요구 사항
맨 앞 줄에서 시작해 "y-tick-label: 10 bbox=[168, 40, 184, 50]"가 들어 있는 줄에서 끝나는 부분을 양 끝 줄까지 포함해 다시 적되, "Competitor"를 "Supplier"로 바꿔 수정하세요. 그 밖의 내용은 모두 그대로 두세요.

원본 데이터
————————

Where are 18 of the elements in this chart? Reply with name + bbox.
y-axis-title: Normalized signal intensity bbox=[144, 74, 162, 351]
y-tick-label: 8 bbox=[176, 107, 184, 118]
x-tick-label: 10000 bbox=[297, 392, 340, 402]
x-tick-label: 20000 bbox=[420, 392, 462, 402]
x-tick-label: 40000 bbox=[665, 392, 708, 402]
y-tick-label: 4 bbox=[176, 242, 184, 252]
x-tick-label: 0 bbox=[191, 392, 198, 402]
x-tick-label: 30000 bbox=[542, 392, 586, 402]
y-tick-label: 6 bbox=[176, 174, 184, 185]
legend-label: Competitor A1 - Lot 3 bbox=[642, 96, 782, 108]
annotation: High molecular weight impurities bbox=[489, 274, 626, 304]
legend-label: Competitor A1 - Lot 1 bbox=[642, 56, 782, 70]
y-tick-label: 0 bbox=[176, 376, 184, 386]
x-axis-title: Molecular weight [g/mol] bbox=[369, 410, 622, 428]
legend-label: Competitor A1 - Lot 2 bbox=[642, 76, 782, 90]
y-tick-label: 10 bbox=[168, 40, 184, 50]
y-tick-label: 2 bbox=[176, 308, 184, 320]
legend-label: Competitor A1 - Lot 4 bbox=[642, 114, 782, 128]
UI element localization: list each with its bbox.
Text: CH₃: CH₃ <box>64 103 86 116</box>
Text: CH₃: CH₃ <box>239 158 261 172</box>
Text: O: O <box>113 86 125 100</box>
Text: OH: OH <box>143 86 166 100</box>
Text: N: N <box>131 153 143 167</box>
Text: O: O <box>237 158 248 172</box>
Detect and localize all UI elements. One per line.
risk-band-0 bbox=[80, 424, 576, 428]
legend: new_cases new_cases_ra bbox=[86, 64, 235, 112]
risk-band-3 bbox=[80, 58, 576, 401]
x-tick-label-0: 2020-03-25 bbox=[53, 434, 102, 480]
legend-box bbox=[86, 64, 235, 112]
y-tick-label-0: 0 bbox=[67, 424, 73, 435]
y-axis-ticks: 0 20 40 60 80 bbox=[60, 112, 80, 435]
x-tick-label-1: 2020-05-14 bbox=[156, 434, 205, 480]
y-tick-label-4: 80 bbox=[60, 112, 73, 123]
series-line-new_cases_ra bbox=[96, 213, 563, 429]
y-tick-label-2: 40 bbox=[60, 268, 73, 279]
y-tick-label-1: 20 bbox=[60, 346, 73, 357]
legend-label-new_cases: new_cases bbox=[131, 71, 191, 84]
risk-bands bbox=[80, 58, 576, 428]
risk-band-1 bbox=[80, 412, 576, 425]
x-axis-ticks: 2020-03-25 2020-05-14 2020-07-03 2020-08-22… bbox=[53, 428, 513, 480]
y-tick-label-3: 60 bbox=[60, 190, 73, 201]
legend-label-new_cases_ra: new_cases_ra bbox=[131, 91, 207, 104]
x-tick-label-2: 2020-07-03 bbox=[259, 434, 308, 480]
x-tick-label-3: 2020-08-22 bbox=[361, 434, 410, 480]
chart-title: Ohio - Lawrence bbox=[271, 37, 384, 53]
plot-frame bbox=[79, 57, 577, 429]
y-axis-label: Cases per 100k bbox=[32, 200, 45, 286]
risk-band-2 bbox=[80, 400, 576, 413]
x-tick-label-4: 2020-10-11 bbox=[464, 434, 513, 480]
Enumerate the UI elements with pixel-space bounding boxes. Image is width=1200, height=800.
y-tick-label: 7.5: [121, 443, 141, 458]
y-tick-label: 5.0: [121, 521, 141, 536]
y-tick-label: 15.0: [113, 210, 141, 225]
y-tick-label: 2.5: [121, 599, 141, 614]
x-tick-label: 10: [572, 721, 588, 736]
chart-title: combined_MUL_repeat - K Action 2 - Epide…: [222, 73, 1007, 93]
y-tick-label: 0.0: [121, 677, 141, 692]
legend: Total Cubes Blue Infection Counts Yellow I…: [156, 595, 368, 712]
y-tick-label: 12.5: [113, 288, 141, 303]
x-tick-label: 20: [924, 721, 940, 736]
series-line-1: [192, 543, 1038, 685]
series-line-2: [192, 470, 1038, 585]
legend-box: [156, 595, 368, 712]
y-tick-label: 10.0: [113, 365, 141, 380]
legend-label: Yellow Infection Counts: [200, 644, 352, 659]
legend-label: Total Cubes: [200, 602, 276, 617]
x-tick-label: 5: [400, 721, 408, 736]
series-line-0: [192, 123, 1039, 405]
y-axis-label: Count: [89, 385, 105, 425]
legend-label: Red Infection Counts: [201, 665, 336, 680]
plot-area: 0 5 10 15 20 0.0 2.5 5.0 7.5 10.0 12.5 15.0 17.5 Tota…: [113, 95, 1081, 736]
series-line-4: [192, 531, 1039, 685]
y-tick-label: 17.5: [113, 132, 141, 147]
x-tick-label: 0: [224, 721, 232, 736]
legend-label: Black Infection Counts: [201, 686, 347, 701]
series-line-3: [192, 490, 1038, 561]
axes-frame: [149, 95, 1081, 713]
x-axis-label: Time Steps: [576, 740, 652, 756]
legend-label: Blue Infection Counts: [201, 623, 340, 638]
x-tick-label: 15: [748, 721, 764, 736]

————————

해답
Where are 18 of the elements in this chart? Reply with name + bbox.
y-axis-title: Normalized signal intensity bbox=[144, 74, 162, 351]
y-tick-label: 8 bbox=[176, 107, 184, 118]
x-tick-label: 10000 bbox=[297, 392, 340, 402]
x-tick-label: 20000 bbox=[420, 392, 462, 402]
x-tick-label: 40000 bbox=[665, 392, 708, 402]
y-tick-label: 4 bbox=[176, 242, 184, 252]
x-tick-label: 0 bbox=[191, 392, 198, 402]
x-tick-label: 30000 bbox=[542, 392, 586, 402]
y-tick-label: 6 bbox=[176, 174, 184, 185]
legend-label: Supplier A1 - Lot 3 bbox=[642, 96, 782, 108]
annotation: High molecular weight impurities bbox=[489, 274, 626, 304]
legend-label: Supplier A1 - Lot 1 bbox=[642, 56, 782, 70]
y-tick-label: 0 bbox=[176, 376, 184, 386]
x-axis-title: Molecular weight [g/mol] bbox=[369, 410, 622, 428]
legend-label: Supplier A1 - Lot 2 bbox=[642, 76, 782, 90]
y-tick-label: 10 bbox=[168, 40, 184, 50]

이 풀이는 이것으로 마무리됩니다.